** REQUIRED TASK **
Write the listing out again, all of it, word for word.

** RECORDS FOR THE EXERCISE **
☆ ☆ ☆

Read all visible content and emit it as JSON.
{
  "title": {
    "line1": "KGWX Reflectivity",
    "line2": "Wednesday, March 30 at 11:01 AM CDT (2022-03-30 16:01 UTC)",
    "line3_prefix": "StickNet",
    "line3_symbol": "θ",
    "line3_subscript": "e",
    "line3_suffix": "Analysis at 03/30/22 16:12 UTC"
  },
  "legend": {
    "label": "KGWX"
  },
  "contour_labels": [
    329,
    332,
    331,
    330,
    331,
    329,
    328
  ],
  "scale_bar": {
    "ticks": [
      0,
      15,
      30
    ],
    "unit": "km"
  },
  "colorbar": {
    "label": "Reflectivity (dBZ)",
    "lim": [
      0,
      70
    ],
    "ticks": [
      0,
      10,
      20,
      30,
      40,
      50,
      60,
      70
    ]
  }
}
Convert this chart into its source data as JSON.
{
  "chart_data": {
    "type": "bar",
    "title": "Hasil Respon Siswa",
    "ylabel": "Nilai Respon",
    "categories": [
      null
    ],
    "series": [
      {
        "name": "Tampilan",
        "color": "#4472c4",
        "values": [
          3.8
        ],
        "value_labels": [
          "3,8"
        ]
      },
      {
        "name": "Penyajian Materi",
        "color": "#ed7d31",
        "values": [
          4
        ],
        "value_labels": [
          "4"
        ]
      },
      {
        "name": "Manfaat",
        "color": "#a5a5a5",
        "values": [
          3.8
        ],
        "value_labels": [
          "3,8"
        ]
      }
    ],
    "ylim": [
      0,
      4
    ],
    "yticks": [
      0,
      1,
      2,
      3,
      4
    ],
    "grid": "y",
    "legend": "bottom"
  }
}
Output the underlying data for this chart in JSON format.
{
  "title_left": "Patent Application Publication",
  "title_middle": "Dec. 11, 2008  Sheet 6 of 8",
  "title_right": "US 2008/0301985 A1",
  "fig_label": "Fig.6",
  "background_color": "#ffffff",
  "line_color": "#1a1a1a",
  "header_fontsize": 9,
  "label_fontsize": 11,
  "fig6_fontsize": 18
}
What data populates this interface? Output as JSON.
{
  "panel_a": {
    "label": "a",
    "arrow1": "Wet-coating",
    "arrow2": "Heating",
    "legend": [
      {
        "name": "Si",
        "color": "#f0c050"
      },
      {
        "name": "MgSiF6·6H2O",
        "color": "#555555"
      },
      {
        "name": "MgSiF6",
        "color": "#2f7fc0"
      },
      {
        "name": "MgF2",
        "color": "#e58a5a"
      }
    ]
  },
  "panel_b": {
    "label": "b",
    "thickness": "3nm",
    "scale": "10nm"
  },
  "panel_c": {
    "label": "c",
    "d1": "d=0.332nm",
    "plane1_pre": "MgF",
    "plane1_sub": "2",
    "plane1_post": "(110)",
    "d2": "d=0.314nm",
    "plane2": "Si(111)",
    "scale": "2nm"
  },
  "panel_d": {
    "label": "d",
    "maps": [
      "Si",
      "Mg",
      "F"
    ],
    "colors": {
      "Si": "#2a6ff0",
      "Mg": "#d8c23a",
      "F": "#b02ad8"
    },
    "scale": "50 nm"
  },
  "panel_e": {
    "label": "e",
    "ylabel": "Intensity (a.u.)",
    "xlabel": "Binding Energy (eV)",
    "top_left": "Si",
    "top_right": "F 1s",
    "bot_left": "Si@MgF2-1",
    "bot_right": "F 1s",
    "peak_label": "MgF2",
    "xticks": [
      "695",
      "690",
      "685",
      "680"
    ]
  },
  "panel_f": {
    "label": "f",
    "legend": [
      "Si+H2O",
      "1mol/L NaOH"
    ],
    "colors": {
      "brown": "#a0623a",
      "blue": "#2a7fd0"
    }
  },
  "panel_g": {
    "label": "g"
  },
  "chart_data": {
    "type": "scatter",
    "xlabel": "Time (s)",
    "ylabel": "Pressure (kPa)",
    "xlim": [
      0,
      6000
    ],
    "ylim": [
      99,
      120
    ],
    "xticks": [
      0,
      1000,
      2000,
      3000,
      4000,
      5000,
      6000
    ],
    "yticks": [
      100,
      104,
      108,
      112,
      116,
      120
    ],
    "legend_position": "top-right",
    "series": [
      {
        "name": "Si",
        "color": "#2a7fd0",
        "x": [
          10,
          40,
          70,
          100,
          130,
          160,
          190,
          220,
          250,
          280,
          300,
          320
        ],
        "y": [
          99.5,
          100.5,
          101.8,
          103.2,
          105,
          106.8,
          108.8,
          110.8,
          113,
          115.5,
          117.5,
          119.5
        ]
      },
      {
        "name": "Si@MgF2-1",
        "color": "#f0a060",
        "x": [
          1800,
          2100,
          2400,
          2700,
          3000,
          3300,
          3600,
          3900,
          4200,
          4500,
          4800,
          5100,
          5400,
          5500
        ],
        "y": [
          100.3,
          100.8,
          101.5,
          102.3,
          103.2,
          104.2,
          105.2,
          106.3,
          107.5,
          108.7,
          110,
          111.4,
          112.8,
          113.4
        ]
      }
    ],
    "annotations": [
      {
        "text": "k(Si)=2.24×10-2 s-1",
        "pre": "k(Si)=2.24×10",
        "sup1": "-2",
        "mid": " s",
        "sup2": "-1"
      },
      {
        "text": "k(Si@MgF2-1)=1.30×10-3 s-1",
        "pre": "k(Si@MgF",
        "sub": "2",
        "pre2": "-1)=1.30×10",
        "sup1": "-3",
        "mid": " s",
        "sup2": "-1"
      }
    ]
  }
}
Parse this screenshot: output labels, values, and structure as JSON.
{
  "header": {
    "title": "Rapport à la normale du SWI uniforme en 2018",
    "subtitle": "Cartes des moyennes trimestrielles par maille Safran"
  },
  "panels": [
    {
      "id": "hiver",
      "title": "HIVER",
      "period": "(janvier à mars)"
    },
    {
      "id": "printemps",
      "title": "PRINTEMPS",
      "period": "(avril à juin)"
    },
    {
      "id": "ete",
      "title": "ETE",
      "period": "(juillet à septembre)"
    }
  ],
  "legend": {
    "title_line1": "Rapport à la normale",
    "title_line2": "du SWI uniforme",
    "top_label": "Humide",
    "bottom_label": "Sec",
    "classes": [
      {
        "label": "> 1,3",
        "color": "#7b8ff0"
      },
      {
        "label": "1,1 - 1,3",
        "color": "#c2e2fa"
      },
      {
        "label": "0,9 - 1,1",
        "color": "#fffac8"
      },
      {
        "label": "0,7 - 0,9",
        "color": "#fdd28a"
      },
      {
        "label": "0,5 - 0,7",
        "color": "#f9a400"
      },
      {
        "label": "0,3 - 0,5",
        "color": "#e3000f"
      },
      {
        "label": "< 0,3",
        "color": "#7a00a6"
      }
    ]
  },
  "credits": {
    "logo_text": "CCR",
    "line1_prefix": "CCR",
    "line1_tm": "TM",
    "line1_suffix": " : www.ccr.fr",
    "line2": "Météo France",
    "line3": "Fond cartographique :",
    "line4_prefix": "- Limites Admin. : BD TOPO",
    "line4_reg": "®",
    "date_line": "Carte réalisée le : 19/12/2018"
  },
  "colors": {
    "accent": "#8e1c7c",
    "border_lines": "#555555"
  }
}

☆ ☆ ☆

** IN RESPONSE **
Read all visible content and emit it as JSON.
{
  "title": {
    "line1": "KGWX Reflectivity",
    "line2": "Wednesday, March 30 at 11:01 AM CDT (2022-03-30 16:01 UTC)",
    "line3_prefix": "StickNet",
    "line3_symbol": "θ",
    "line3_subscript": "e",
    "line3_suffix": "Analysis at 03/30/22 16:12 UTC"
  },
  "legend": {
    "label": "KGWX"
  },
  "contour_labels": [
    329,
    332,
    331,
    330,
    331,
    329,
    328
  ],
  "scale_bar": {
    "ticks": [
      0,
      15,
      30
    ],
    "unit": "km"
  },
  "colorbar": {
    "label": "Reflectivity (dBZ)",
    "lim": [
      0,
      70
    ],
    "ticks": [
      0,
      10,
      20,
      30,
      40,
      50,
      60,
      70
    ]
  }
}
Convert this chart into its source data as JSON.
{
  "chart_data": {
    "type": "bar",
    "title": "Hasil Respon Siswa",
    "ylabel": "Nilai Respon",
    "categories": [
      null
    ],
    "series": [
      {
        "name": "Tampilan",
        "color": "#4472c4",
        "values": [
          3.8
        ],
        "value_labels": [
          "3,8"
        ]
      },
      {
        "name": "Penyajian Materi",
        "color": "#ed7d31",
        "values": [
          4
        ],
        "value_labels": [
          "4"
        ]
      },
      {
        "name": "Manfaat",
        "color": "#a5a5a5",
        "values": [
          3.8
        ],
        "value_labels": [
          "3,8"
        ]
      }
    ],
    "ylim": [
      0,
      4
    ],
    "yticks": [
      0,
      1,
      2,
      3,
      4
    ],
    "grid": "y",
    "legend": "bottom"
  }
}
Output the underlying data for this chart in JSON format.
{
  "title_left": "Patent Application Publication",
  "title_middle": "Dec. 11, 2008  Sheet 6 of 8",
  "title_right": "US 2008/0301985 A1",
  "fig_label": "Fig.6",
  "background_color": "#ffffff",
  "line_color": "#1a1a1a",
  "header_fontsize": 9,
  "label_fontsize": 11,
  "fig6_fontsize": 18
}
What data populates this interface? Output as JSON.
{
  "panel_a": {
    "label": "a",
    "arrow1": "Wet-coating",
    "arrow2": "Heating",
    "legend": [
      {
        "name": "Si",
        "color": "#f0c050"
      },
      {
        "name": "MgSiF6·6H2O",
        "color": "#555555"
      },
      {
        "name": "MgSiF6",
        "color": "#2f7fc0"
      },
      {
        "name": "MgF2",
        "color": "#e58a5a"
      }
    ]
  },
  "panel_b": {
    "label": "b",
    "thickness": "3nm",
    "scale": "10nm"
  },
  "panel_c": {
    "label": "c",
    "d1": "d=0.332nm",
    "plane1_pre": "MgF",
    "plane1_sub": "2",
    "plane1_post": "(110)",
    "d2": "d=0.314nm",
    "plane2": "Si(111)",
    "scale": "2nm"
  },
  "panel_d": {
    "label": "d",
    "maps": [
      "Si",
      "Mg",
      "F"
    ],
    "colors": {
      "Si": "#2a6ff0",
      "Mg": "#d8c23a",
      "F": "#b02ad8"
    },
    "scale": "50 nm"
  },
  "panel_e": {
    "label": "e",
    "ylabel": "Intensity (a.u.)",
    "xlabel": "Binding Energy (eV)",
    "top_left": "Si",
    "top_right": "F 1s",
    "bot_left": "Si@MgF2-1",
    "bot_right": "F 1s",
    "peak_label": "MgF2",
    "xticks": [
      "695",
      "690",
      "685",
      "680"
    ]
  },
  "panel_f": {
    "label": "f",
    "legend": [
      "Si+H2O",
      "1mol/L NaOH"
    ],
    "colors": {
      "brown": "#a0623a",
      "blue": "#2a7fd0"
    }
  },
  "panel_g": {
    "label": "g"
  },
  "chart_data": {
    "type": "scatter",
    "xlabel": "Time (s)",
    "ylabel": "Pressure (kPa)",
    "xlim": [
      0,
      6000
    ],
    "ylim": [
      99,
      120
    ],
    "xticks": [
      0,
      1000,
      2000,
      3000,
      4000,
      5000,
      6000
    ],
    "yticks": [
      100,
      104,
      108,
      112,
      116,
      120
    ],
    "legend_position": "top-right",
    "series": [
      {
        "name": "Si",
        "color": "#2a7fd0",
        "x": [
          10,
          40,
          70,
          100,
          130,
          160,
          190,
          220,
          250,
          280,
          300,
          320
        ],
        "y": [
          99.5,
          100.5,
          101.8,
          103.2,
          105,
          106.8,
          108.8,
          110.8,
          113,
          115.5,
          117.5,
          119.5
        ]
      },
      {
        "name": "Si@MgF2-1",
        "color": "#f0a060",
        "x": [
          1800,
          2100,
          2400,
          2700,
          3000,
          3300,
          3600,
          3900,
          4200,
          4500,
          4800,
          5100,
          5400,
          5500
        ],
        "y": [
          100.3,
          100.8,
          101.5,
          102.3,
          103.2,
          104.2,
          105.2,
          106.3,
          107.5,
          108.7,
          110,
          111.4,
          112.8,
          113.4
        ]
      }
    ],
    "annotations": [
      {
        "text": "k(Si)=2.24×10-2 s-1",
        "pre": "k(Si)=2.24×10",
        "sup1": "-2",
        "mid": " s",
        "sup2": "-1"
      },
      {
        "text": "k(Si@MgF2-1)=1.30×10-3 s-1",
        "pre": "k(Si@MgF",
        "sub": "2",
        "pre2": "-1)=1.30×10",
        "sup1": "-3",
        "mid": " s",
        "sup2": "-1"
      }
    ]
  }
}
Parse this screenshot: output labels, values, and structure as JSON.
{
  "header": {
    "title": "Rapport à la normale du SWI uniforme en 2018",
    "subtitle": "Cartes des moyennes trimestrielles par maille Safran"
  },
  "panels": [
    {
      "id": "hiver",
      "title": "HIVER",
      "period": "(janvier à mars)"
    },
    {
      "id": "printemps",
      "title": "PRINTEMPS",
      "period": "(avril à juin)"
    },
    {
      "id": "ete",
      "title": "ETE",
      "period": "(juillet à septembre)"
    }
  ],
  "legend": {
    "title_line1": "Rapport à la normale",
    "title_line2": "du SWI uniforme",
    "top_label": "Humide",
    "bottom_label": "Sec",
    "classes": [
      {
        "label": "> 1,3",
        "color": "#7b8ff0"
      },
      {
        "label": "1,1 - 1,3",
        "color": "#c2e2fa"
      },
      {
        "label": "0,9 - 1,1",
        "color": "#fffac8"
      },
      {
        "label": "0,7 - 0,9",
        "color": "#fdd28a"
      },
      {
        "label": "0,5 - 0,7",
        "color": "#f9a400"
      },
      {
        "label": "0,3 - 0,5",
        "color": "#e3000f"
      },
      {
        "label": "< 0,3",
        "color": "#7a00a6"
      }
    ]
  },
  "credits": {
    "logo_text": "CCR",
    "line1_prefix": "CCR",
    "line1_tm": "TM",
    "line1_suffix": " : www.ccr.fr",
    "line2": "Météo France",
    "line3": "Fond cartographique :",
    "line4_prefix": "- Limites Admin. : BD TOPO",
    "line4_reg": "®",
    "date_line": "Carte réalisée le : 19/12/2018"
  },
  "colors": {
    "accent": "#8e1c7c",
    "border_lines": "#555555"
  }
}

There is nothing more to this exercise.